Each entry below should be reproduced character for character.
====== Records supplied ======
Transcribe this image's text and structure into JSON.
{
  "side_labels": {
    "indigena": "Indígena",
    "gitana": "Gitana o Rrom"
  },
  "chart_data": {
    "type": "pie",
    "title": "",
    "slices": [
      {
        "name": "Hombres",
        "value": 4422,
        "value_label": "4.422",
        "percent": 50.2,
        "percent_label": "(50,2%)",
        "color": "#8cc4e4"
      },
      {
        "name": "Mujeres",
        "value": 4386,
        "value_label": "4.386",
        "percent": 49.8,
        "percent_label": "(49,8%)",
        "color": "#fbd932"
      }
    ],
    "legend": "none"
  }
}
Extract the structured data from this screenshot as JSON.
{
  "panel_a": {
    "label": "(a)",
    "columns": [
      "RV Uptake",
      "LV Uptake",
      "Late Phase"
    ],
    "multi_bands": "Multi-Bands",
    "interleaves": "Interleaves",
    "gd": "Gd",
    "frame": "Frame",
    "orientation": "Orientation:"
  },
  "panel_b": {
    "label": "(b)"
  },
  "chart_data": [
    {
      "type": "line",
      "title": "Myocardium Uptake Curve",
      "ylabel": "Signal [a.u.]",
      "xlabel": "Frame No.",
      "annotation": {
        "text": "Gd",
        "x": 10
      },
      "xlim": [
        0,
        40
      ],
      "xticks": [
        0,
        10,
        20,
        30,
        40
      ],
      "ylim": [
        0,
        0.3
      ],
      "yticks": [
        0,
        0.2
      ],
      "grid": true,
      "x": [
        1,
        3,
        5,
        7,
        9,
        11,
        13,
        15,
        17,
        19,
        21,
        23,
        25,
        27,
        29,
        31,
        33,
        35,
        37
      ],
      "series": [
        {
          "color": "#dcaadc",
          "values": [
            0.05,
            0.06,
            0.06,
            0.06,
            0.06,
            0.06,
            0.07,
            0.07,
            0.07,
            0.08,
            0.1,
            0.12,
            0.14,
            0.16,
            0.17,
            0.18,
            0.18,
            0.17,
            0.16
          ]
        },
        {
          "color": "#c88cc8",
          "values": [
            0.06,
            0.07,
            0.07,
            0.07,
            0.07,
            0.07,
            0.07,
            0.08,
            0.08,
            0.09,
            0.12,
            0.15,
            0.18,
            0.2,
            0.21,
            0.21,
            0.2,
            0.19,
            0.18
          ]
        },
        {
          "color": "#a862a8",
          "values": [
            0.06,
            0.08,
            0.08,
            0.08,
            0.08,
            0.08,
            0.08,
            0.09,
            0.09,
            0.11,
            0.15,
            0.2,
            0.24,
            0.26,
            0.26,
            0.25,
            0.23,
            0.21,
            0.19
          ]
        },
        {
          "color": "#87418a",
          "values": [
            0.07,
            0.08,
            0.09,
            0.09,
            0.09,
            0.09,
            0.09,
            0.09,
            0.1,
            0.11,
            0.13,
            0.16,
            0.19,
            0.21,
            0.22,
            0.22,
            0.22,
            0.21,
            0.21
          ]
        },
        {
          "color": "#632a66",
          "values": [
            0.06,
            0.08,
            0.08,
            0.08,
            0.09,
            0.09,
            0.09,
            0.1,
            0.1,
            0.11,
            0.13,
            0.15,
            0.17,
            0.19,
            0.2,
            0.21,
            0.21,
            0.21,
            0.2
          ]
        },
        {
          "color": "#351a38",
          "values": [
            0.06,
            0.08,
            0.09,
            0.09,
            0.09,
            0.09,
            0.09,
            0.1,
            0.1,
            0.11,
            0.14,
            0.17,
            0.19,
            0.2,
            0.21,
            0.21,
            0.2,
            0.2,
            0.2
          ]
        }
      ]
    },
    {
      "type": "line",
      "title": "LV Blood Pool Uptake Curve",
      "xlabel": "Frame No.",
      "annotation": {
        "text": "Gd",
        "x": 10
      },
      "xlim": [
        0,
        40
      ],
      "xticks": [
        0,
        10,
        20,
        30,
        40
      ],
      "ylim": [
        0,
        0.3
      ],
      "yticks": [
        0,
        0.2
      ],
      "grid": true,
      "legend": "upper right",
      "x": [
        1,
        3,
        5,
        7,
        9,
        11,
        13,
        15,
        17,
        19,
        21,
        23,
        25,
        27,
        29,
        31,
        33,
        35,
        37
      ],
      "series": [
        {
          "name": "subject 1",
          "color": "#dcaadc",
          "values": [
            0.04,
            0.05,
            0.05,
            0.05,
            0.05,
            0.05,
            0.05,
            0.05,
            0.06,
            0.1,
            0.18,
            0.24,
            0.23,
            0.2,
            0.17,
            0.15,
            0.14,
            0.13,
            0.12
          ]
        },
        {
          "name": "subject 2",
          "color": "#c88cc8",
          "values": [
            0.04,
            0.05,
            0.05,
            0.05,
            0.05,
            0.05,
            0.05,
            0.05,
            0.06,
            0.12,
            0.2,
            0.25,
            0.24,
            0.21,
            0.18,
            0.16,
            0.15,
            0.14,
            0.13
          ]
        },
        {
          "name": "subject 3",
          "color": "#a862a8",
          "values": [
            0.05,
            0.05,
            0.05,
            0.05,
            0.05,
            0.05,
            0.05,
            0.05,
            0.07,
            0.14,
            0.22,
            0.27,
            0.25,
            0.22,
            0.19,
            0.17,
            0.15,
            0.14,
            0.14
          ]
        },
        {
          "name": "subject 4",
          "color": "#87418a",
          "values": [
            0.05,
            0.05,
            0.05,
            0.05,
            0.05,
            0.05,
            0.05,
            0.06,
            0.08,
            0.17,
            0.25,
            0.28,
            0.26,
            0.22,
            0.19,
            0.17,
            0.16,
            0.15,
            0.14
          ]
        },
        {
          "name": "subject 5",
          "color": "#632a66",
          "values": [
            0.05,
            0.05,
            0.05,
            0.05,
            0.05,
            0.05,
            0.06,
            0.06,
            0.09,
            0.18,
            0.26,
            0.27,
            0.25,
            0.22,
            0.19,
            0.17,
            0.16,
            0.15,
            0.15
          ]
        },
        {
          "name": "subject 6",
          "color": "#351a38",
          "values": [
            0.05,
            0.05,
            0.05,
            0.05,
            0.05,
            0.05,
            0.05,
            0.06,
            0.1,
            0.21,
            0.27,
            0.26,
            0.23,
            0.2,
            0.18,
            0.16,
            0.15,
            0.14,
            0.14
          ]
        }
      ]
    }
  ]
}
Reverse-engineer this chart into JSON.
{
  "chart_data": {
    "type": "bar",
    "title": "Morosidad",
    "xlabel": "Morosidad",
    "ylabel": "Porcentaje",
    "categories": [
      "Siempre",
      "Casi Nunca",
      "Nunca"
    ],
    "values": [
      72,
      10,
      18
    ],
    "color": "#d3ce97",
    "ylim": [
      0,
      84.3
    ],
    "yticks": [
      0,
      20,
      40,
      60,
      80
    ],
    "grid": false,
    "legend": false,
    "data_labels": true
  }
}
======
Final answer:
Transcribe this image's text and structure into JSON.
{
  "side_labels": {
    "indigena": "Indígena",
    "gitana": "Gitana o Rrom"
  },
  "chart_data": {
    "type": "pie",
    "title": "",
    "slices": [
      {
        "name": "Hombres",
        "value": 4422,
        "value_label": "4.422",
        "percent": 50.2,
        "percent_label": "(50,2%)",
        "color": "#8cc4e4"
      },
      {
        "name": "Mujeres",
        "value": 4386,
        "value_label": "4.386",
        "percent": 49.8,
        "percent_label": "(49,8%)",
        "color": "#fbd932"
      }
    ],
    "legend": "none"
  }
}
Extract the structured data from this screenshot as JSON.
{
  "panel_a": {
    "label": "(a)",
    "columns": [
      "RV Uptake",
      "LV Uptake",
      "Late Phase"
    ],
    "multi_bands": "Multi-Bands",
    "interleaves": "Interleaves",
    "gd": "Gd",
    "frame": "Frame",
    "orientation": "Orientation:"
  },
  "panel_b": {
    "label": "(b)"
  },
  "chart_data": [
    {
      "type": "line",
      "title": "Myocardium Uptake Curve",
      "ylabel": "Signal [a.u.]",
      "xlabel": "Frame No.",
      "annotation": {
        "text": "Gd",
        "x": 10
      },
      "xlim": [
        0,
        40
      ],
      "xticks": [
        0,
        10,
        20,
        30,
        40
      ],
      "ylim": [
        0,
        0.3
      ],
      "yticks": [
        0,
        0.2
      ],
      "grid": true,
      "x": [
        1,
        3,
        5,
        7,
        9,
        11,
        13,
        15,
        17,
        19,
        21,
        23,
        25,
        27,
        29,
        31,
        33,
        35,
        37
      ],
      "series": [
        {
          "color": "#dcaadc",
          "values": [
            0.05,
            0.06,
            0.06,
            0.06,
            0.06,
            0.06,
            0.07,
            0.07,
            0.07,
            0.08,
            0.1,
            0.12,
            0.14,
            0.16,
            0.17,
            0.18,
            0.18,
            0.17,
            0.16
          ]
        },
        {
          "color": "#c88cc8",
          "values": [
            0.06,
            0.07,
            0.07,
            0.07,
            0.07,
            0.07,
            0.07,
            0.08,
            0.08,
            0.09,
            0.12,
            0.15,
            0.18,
            0.2,
            0.21,
            0.21,
            0.2,
            0.19,
            0.18
          ]
        },
        {
          "color": "#a862a8",
          "values": [
            0.06,
            0.08,
            0.08,
            0.08,
            0.08,
            0.08,
            0.08,
            0.09,
            0.09,
            0.11,
            0.15,
            0.2,
            0.24,
            0.26,
            0.26,
            0.25,
            0.23,
            0.21,
            0.19
          ]
        },
        {
          "color": "#87418a",
          "values": [
            0.07,
            0.08,
            0.09,
            0.09,
            0.09,
            0.09,
            0.09,
            0.09,
            0.1,
            0.11,
            0.13,
            0.16,
            0.19,
            0.21,
            0.22,
            0.22,
            0.22,
            0.21,
            0.21
          ]
        },
        {
          "color": "#632a66",
          "values": [
            0.06,
            0.08,
            0.08,
            0.08,
            0.09,
            0.09,
            0.09,
            0.1,
            0.1,
            0.11,
            0.13,
            0.15,
            0.17,
            0.19,
            0.2,
            0.21,
            0.21,
            0.21,
            0.2
          ]
        },
        {
          "color": "#351a38",
          "values": [
            0.06,
            0.08,
            0.09,
            0.09,
            0.09,
            0.09,
            0.09,
            0.1,
            0.1,
            0.11,
            0.14,
            0.17,
            0.19,
            0.2,
            0.21,
            0.21,
            0.2,
            0.2,
            0.2
          ]
        }
      ]
    },
    {
      "type": "line",
      "title": "LV Blood Pool Uptake Curve",
      "xlabel": "Frame No.",
      "annotation": {
        "text": "Gd",
        "x": 10
      },
      "xlim": [
        0,
        40
      ],
      "xticks": [
        0,
        10,
        20,
        30,
        40
      ],
      "ylim": [
        0,
        0.3
      ],
      "yticks": [
        0,
        0.2
      ],
      "grid": true,
      "legend": "upper right",
      "x": [
        1,
        3,
        5,
        7,
        9,
        11,
        13,
        15,
        17,
        19,
        21,
        23,
        25,
        27,
        29,
        31,
        33,
        35,
        37
      ],
      "series": [
        {
          "name": "subject 1",
          "color": "#dcaadc",
          "values": [
            0.04,
            0.05,
            0.05,
            0.05,
            0.05,
            0.05,
            0.05,
            0.05,
            0.06,
            0.1,
            0.18,
            0.24,
            0.23,
            0.2,
            0.17,
            0.15,
            0.14,
            0.13,
            0.12
          ]
        },
        {
          "name": "subject 2",
          "color": "#c88cc8",
          "values": [
            0.04,
            0.05,
            0.05,
            0.05,
            0.05,
            0.05,
            0.05,
            0.05,
            0.06,
            0.12,
            0.2,
            0.25,
            0.24,
            0.21,
            0.18,
            0.16,
            0.15,
            0.14,
            0.13
          ]
        },
        {
          "name": "subject 3",
          "color": "#a862a8",
          "values": [
            0.05,
            0.05,
            0.05,
            0.05,
            0.05,
            0.05,
            0.05,
            0.05,
            0.07,
            0.14,
            0.22,
            0.27,
            0.25,
            0.22,
            0.19,
            0.17,
            0.15,
            0.14,
            0.14
          ]
        },
        {
          "name": "subject 4",
          "color": "#87418a",
          "values": [
            0.05,
            0.05,
            0.05,
            0.05,
            0.05,
            0.05,
            0.05,
            0.06,
            0.08,
            0.17,
            0.25,
            0.28,
            0.26,
            0.22,
            0.19,
            0.17,
            0.16,
            0.15,
            0.14
          ]
        },
        {
          "name": "subject 5",
          "color": "#632a66",
          "values": [
            0.05,
            0.05,
            0.05,
            0.05,
            0.05,
            0.05,
            0.06,
            0.06,
            0.09,
            0.18,
            0.26,
            0.27,
            0.25,
            0.22,
            0.19,
            0.17,
            0.16,
            0.15,
            0.15
          ]
        },
        {
          "name": "subject 6",
          "color": "#351a38",
          "values": [
            0.05,
            0.05,
            0.05,
            0.05,
            0.05,
            0.05,
            0.05,
            0.06,
            0.1,
            0.21,
            0.27,
            0.26,
            0.23,
            0.2,
            0.18,
            0.16,
            0.15,
            0.14,
            0.14
          ]
        }
      ]
    }
  ]
}
Reverse-engineer this chart into JSON.
{
  "chart_data": {
    "type": "bar",
    "title": "Morosidad",
    "xlabel": "Morosidad",
    "ylabel": "Porcentaje",
    "categories": [
      "Siempre",
      "Casi Nunca",
      "Nunca"
    ],
    "values": [
      72,
      10,
      18
    ],
    "color": "#d3ce97",
    "ylim": [
      0,
      84.3
    ],
    "yticks": [
      0,
      20,
      40,
      60,
      80
    ],
    "grid": false,
    "legend": false,
    "data_labels": true
  }
}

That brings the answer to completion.